### Prompt
Your task is to repeat the entries exactly. Leave the pictures out.

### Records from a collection
○ ○ ○ ○

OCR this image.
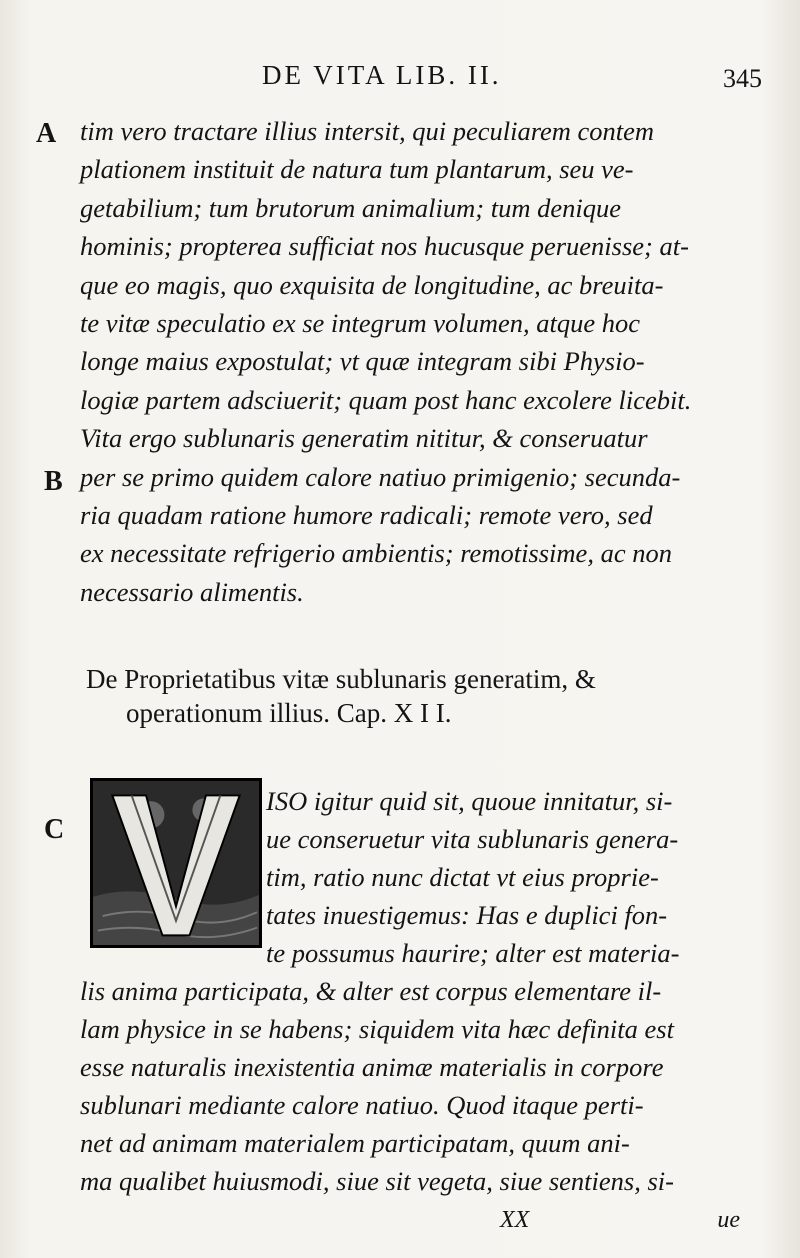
DE VITA LIB. II.	345
A
B
C
tim vero tractare illius intersit, qui peculiarem contem
plationem instituit de natura tum plantarum, seu ve-
getabilium; tum brutorum animalium; tum denique
hominis; propterea sufficiat nos hucusque peruenisse; at-
que eo magis, quo exquisita de longitudine, ac breuita-
te vitæ speculatio ex se integrum volumen, atque hoc
longe maius expostulat; vt quæ integram sibi Physio-
logiæ partem adsciuerit; quam post hanc excolere licebit.
Vita ergo sublunaris generatim nititur, & conseruatur
per se primo quidem calore natiuo primigenio; secunda-
ria quadam ratione humore radicali; remote vero, sed
ex necessitate refrigerio ambientis; remotissime, ac non
necessario alimentis.
De Proprietatibus vitæ sublunaris generatim, &
operationum illius. Cap. X I I.
ISO igitur quid sit, quoue innitatur, si-
ue conseruetur vita sublunaris genera-
tim, ratio nunc dictat vt eius proprie-
tates inuestigemus: Has e duplici fon-
te possumus haurire; alter est materia-
lis anima participata, & alter est corpus elementare il-
lam physice in se habens; siquidem vita hæc definita est
esse naturalis inexistentia animæ materialis in corpore
sublunari mediante calore natiuo. Quod itaque perti-
net ad animam materialem participatam, quum ani-
ma qualibet huiusmodi, siue sit vegeta, siue sentiens, si-
XX	ue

○ ○ ○ ○

### Task response
OCR this image.
DE VITA LIB. II.	345
A
B
C
tim vero tractare illius intersit, qui peculiarem contem
plationem instituit de natura tum plantarum, seu ve-
getabilium; tum brutorum animalium; tum denique
hominis; propterea sufficiat nos hucusque peruenisse; at-
que eo magis, quo exquisita de longitudine, ac breuita-
te vitæ speculatio ex se integrum volumen, atque hoc
longe maius expostulat; vt quæ integram sibi Physio-
logiæ partem adsciuerit; quam post hanc excolere licebit.
Vita ergo sublunaris generatim nititur, & conseruatur
per se primo quidem calore natiuo primigenio; secunda-
ria quadam ratione humore radicali; remote vero, sed
ex necessitate refrigerio ambientis; remotissime, ac non
necessario alimentis.
De Proprietatibus vitæ sublunaris generatim, &
operationum illius. Cap. X I I.
ISO igitur quid sit, quoue innitatur, si-
ue conseruetur vita sublunaris genera-
tim, ratio nunc dictat vt eius proprie-
tates inuestigemus: Has e duplici fon-
te possumus haurire; alter est materia-
lis anima participata, & alter est corpus elementare il-
lam physice in se habens; siquidem vita hæc definita est
esse naturalis inexistentia animæ materialis in corpore
sublunari mediante calore natiuo. Quod itaque perti-
net ad animam materialem participatam, quum ani-
ma qualibet huiusmodi, siue sit vegeta, siue sentiens, si-
XX	ue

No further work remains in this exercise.